* Start Data provided *
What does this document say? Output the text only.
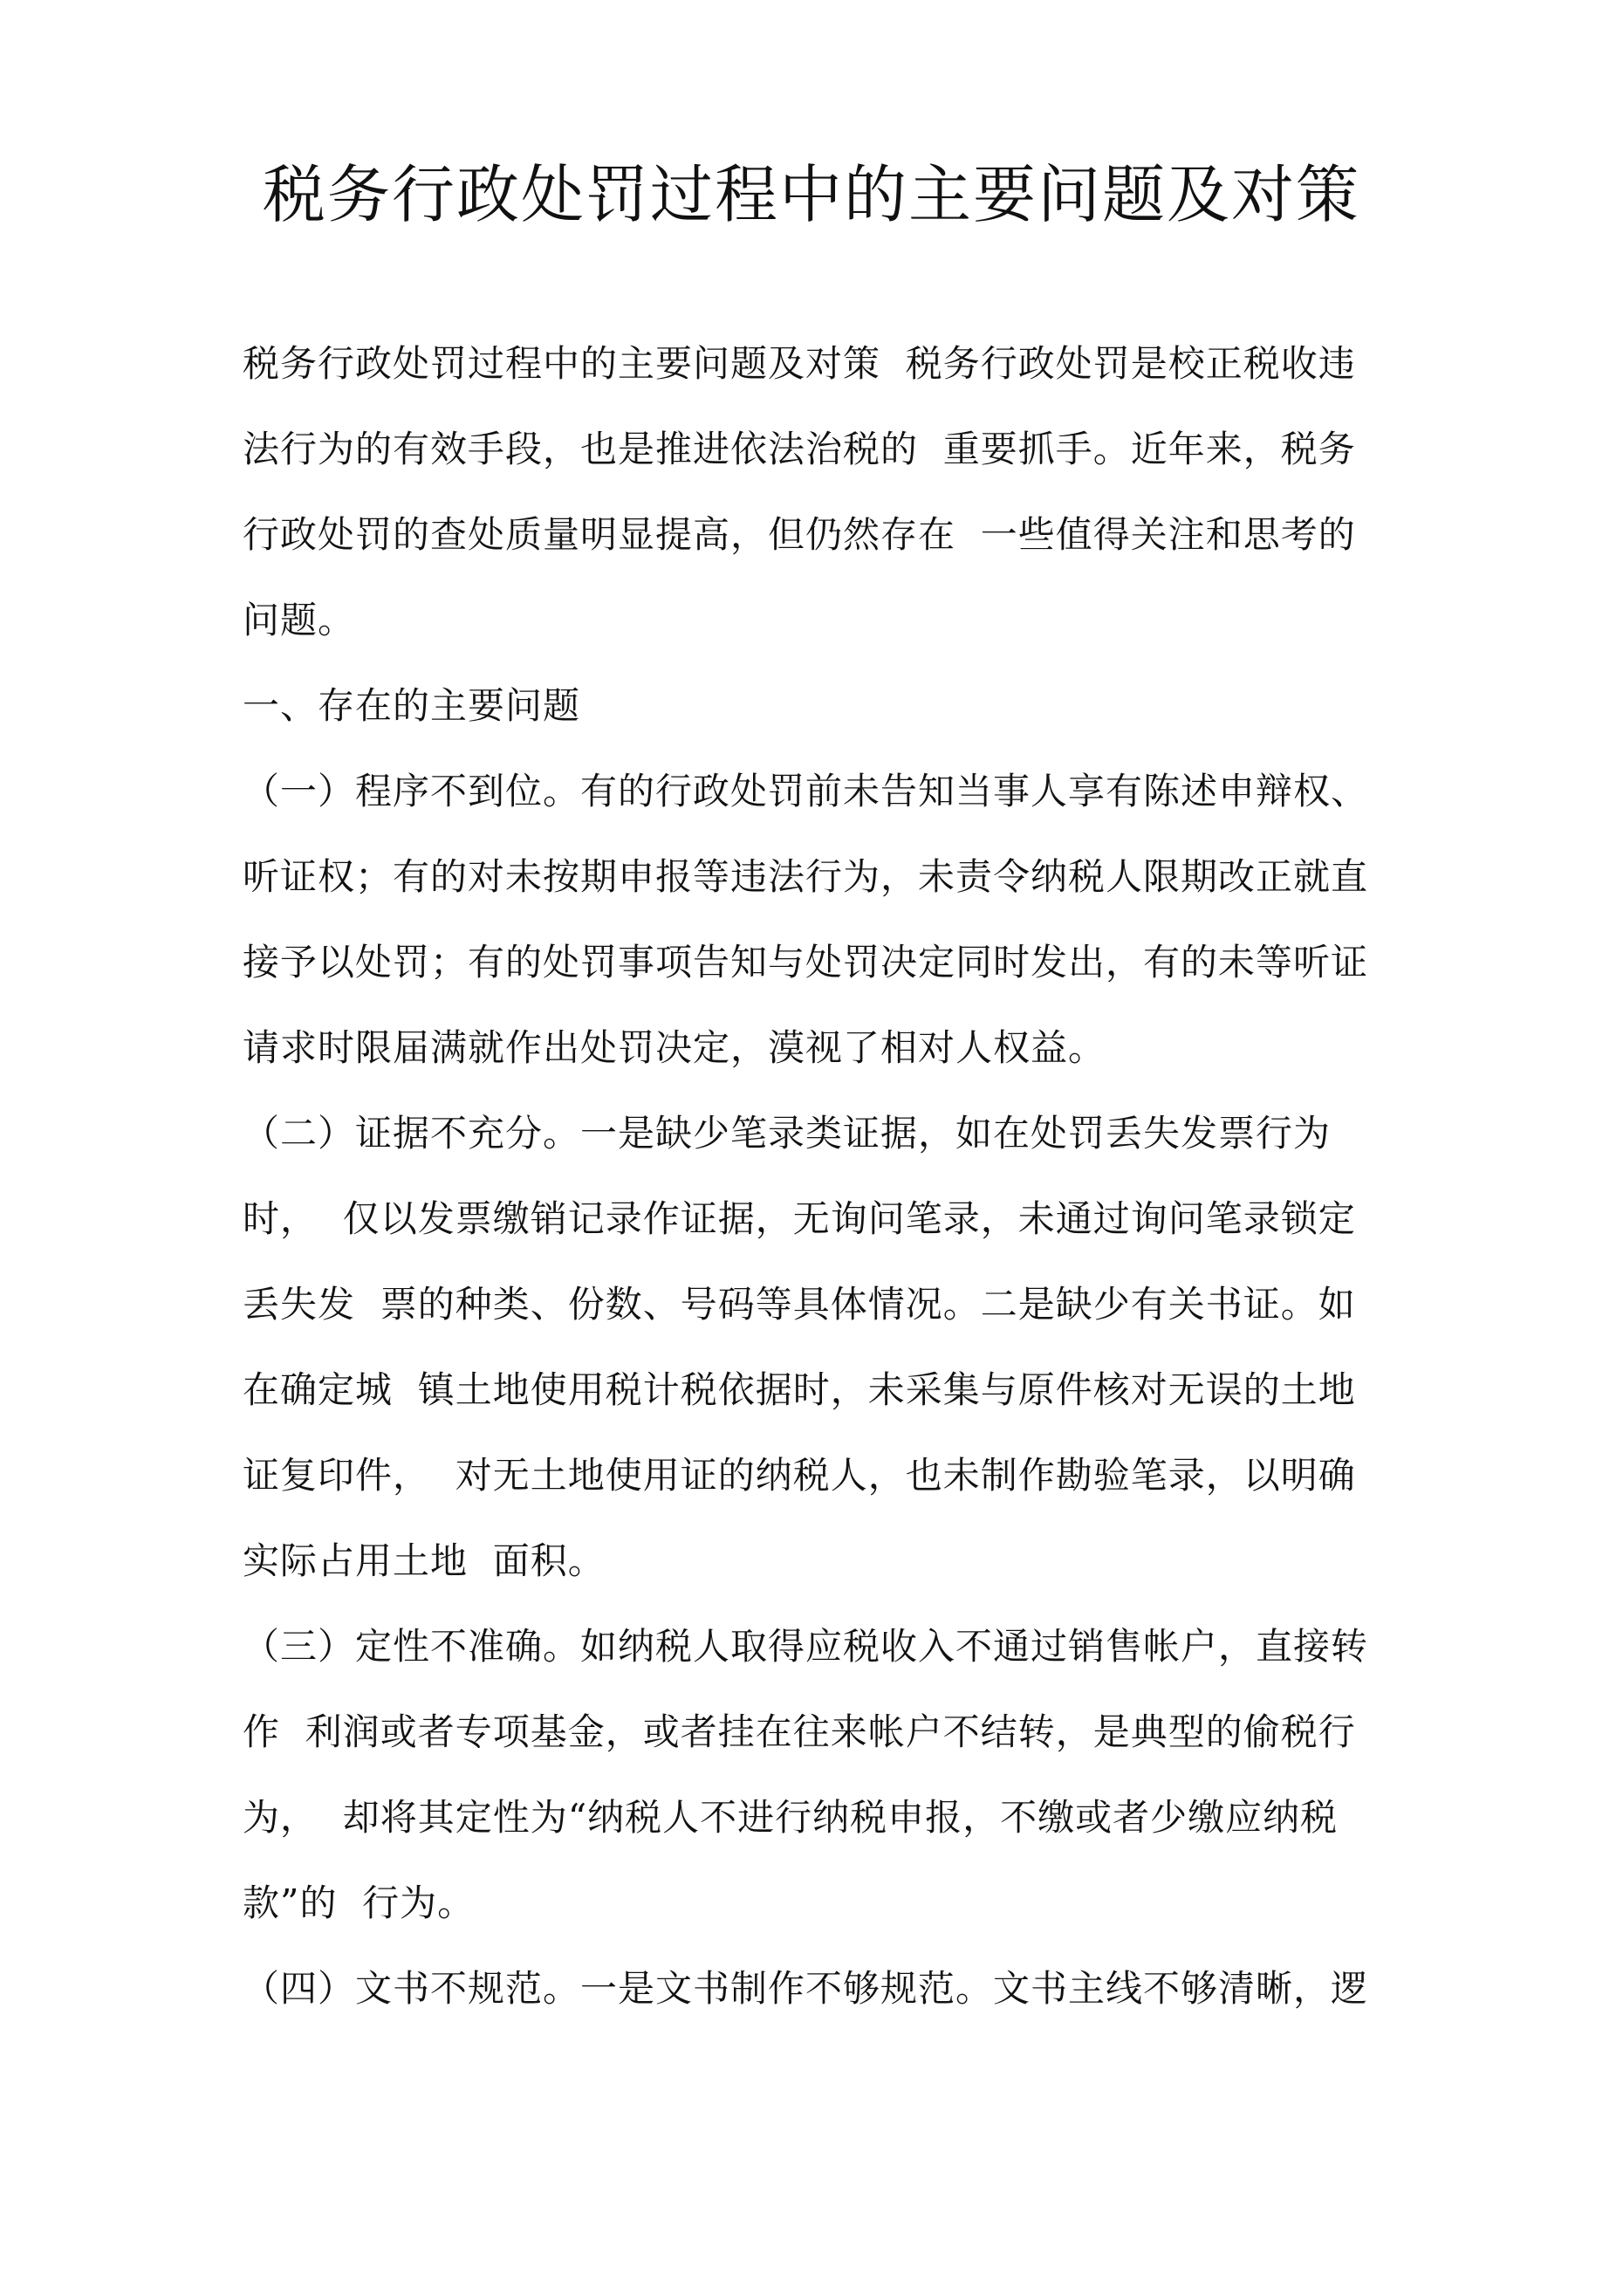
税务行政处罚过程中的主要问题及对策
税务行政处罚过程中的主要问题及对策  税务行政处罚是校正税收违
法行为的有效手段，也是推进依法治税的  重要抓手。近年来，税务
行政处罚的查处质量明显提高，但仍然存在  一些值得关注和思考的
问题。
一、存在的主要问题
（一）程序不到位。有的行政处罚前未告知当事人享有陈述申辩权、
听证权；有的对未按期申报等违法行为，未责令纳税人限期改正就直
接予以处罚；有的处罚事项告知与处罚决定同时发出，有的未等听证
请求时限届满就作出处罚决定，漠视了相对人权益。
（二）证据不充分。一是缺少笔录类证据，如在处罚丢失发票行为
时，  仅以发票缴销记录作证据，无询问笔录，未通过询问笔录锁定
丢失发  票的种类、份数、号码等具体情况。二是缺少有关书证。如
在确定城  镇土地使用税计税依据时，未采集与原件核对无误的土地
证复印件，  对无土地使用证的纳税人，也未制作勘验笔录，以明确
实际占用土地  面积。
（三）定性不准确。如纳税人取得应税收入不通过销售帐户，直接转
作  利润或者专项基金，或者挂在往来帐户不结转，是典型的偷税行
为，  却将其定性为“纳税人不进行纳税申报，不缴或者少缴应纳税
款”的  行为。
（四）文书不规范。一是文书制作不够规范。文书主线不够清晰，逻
* End Data provided *
- What the exercise asks -
Filter the entries and copy out every line with the word "税务行政处罚过程中的主要问题及对策".

- Final answer -
税务行政处罚过程中的主要问题及对策
税务行政处罚过程中的主要问题及对策  税务行政处罚是校正税收违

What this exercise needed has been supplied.